• [Short task]: Within the listing below, locate all lines containing the word "每年至少面对面随访". Copy each one.

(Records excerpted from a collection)
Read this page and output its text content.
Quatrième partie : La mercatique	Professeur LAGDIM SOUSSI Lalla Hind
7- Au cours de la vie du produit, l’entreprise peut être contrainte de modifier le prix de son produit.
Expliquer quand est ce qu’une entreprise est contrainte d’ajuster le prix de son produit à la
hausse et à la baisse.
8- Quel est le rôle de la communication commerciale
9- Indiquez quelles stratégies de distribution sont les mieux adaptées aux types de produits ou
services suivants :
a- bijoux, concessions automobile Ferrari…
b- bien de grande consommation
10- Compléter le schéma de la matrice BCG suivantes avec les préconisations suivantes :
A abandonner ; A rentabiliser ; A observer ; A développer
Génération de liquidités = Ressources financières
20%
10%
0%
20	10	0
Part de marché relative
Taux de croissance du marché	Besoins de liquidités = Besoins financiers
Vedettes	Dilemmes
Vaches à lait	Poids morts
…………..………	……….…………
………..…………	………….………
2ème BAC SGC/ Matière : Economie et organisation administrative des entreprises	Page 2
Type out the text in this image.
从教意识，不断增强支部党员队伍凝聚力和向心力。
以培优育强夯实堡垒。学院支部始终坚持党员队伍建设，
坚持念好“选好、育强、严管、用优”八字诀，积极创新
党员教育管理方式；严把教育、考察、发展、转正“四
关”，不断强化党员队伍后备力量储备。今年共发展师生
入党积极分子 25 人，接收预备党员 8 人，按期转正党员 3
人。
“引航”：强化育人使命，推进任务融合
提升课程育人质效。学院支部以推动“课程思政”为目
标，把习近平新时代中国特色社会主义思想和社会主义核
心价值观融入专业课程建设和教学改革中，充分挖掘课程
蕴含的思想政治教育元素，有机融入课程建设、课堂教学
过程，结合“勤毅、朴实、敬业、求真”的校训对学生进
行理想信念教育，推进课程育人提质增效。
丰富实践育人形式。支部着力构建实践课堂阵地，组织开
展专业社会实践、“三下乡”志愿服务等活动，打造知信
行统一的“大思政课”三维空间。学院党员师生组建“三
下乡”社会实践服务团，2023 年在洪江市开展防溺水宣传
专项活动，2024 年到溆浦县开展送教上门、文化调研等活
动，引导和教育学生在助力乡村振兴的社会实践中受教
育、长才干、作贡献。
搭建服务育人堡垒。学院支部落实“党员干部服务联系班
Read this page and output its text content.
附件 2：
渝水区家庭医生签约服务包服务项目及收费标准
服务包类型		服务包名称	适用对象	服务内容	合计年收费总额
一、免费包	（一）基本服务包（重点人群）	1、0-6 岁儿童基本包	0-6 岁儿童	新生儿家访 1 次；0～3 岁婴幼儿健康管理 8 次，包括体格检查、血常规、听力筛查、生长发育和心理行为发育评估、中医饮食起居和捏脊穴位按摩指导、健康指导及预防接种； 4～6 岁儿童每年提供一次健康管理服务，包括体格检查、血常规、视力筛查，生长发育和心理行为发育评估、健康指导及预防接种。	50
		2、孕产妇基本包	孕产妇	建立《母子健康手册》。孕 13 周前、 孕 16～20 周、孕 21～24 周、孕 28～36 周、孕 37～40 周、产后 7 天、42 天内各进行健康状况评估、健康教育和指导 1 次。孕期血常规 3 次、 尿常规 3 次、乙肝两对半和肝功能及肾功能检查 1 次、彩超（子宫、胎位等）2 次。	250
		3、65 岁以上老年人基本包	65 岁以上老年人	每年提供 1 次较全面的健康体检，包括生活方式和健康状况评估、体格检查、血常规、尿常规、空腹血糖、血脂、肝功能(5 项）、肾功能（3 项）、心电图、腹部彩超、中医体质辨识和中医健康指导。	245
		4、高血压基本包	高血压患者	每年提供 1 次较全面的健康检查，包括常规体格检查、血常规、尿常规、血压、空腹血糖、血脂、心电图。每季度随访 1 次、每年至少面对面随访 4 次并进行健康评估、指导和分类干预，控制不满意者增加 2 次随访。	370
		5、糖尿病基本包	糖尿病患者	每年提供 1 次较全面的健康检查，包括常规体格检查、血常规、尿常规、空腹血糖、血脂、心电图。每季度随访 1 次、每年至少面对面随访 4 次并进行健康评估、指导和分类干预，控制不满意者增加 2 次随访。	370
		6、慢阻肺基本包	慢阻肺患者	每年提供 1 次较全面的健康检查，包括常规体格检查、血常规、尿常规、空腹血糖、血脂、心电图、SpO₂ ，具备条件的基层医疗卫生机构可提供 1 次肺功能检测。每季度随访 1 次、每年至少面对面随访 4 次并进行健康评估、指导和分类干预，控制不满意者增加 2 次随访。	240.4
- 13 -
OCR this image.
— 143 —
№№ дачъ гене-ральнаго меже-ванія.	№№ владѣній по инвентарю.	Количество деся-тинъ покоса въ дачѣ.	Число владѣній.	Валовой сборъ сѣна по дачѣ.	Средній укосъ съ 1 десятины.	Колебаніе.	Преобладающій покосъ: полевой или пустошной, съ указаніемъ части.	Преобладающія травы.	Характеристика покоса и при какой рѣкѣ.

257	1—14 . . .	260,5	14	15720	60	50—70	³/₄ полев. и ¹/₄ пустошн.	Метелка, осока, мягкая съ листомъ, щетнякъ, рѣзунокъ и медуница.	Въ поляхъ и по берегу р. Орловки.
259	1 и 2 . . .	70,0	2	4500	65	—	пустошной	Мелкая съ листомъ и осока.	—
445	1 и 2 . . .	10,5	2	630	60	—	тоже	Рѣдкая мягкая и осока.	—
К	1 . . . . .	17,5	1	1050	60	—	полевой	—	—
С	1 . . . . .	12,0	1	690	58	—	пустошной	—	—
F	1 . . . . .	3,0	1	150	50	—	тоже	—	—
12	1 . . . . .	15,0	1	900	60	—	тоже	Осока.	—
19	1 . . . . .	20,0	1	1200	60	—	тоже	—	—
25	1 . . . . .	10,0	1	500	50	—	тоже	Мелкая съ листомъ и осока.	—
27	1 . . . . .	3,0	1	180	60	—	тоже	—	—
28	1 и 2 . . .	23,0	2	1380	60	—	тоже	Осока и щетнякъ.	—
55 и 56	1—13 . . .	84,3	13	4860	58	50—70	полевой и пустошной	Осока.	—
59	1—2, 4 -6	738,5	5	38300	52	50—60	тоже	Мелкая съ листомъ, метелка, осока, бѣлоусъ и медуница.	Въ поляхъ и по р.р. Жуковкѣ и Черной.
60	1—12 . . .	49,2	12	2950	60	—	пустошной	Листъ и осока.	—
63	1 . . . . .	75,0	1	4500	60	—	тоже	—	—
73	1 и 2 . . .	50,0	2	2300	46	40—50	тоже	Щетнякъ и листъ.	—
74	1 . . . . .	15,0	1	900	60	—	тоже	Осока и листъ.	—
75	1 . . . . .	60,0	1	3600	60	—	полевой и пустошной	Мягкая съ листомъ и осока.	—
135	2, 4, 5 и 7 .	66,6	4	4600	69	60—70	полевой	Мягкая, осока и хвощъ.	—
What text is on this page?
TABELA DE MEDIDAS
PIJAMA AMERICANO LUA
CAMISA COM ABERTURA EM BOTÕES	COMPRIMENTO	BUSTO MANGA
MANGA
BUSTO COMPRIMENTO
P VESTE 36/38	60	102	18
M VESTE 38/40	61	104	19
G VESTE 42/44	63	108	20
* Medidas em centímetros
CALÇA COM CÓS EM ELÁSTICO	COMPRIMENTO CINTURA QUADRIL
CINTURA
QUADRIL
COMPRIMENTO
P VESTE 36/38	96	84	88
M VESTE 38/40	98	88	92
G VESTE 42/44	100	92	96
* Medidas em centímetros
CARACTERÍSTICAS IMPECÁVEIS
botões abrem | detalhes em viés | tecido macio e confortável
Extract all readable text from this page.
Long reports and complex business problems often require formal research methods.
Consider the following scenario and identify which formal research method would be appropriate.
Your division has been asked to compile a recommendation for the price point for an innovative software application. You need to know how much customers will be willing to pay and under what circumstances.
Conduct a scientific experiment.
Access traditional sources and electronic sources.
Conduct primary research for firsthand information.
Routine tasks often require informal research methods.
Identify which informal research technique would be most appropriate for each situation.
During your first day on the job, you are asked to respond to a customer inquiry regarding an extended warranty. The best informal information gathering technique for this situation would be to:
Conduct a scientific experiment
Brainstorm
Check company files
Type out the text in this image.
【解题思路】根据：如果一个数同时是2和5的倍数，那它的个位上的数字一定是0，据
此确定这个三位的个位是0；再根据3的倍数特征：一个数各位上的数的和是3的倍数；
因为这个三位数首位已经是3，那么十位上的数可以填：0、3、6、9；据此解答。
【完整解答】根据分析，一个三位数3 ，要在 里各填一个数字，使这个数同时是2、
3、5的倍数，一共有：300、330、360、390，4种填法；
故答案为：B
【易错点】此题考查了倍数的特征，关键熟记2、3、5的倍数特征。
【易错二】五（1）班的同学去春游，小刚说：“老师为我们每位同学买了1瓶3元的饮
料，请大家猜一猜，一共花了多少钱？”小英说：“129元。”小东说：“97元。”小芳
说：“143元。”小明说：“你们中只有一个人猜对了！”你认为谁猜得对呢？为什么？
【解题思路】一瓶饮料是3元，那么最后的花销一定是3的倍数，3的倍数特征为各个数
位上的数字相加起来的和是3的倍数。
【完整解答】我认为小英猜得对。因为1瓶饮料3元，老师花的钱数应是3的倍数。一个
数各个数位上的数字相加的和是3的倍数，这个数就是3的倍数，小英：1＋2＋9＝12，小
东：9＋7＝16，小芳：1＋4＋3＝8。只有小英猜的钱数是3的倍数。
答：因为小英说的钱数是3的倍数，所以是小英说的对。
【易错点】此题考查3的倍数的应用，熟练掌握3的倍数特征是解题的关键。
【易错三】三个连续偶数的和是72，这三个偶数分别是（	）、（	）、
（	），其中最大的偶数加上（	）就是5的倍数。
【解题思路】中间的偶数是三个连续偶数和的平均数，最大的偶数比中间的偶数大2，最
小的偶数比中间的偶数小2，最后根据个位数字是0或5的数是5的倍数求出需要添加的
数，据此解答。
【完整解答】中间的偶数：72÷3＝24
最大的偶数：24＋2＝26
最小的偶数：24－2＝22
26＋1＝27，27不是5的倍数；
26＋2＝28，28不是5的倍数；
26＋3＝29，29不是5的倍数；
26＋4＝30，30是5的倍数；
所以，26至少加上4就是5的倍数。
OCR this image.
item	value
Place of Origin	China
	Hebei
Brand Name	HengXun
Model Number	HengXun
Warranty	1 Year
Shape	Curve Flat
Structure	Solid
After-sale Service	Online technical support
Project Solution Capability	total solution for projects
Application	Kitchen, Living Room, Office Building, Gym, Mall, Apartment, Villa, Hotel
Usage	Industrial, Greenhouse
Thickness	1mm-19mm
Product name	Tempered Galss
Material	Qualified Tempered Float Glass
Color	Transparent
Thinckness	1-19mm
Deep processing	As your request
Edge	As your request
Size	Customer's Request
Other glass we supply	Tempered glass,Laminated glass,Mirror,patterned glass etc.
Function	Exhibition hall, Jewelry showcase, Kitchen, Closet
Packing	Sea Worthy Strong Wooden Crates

• [Full output]:
		4、高血压基本包	高血压患者	每年提供 1 次较全面的健康检查，包括常规体格检查、血常规、尿常规、血压、空腹血糖、血脂、心电图。每季度随访 1 次、每年至少面对面随访 4 次并进行健康评估、指导和分类干预，控制不满意者增加 2 次随访。	370
		5、糖尿病基本包	糖尿病患者	每年提供 1 次较全面的健康检查，包括常规体格检查、血常规、尿常规、空腹血糖、血脂、心电图。每季度随访 1 次、每年至少面对面随访 4 次并进行健康评估、指导和分类干预，控制不满意者增加 2 次随访。	370
		6、慢阻肺基本包	慢阻肺患者	每年提供 1 次较全面的健康检查，包括常规体格检查、血常规、尿常规、空腹血糖、血脂、心电图、SpO₂ ，具备条件的基层医疗卫生机构可提供 1 次肺功能检测。每季度随访 1 次、每年至少面对面随访 4 次并进行健康评估、指导和分类干预，控制不满意者增加 2 次随访。	240.4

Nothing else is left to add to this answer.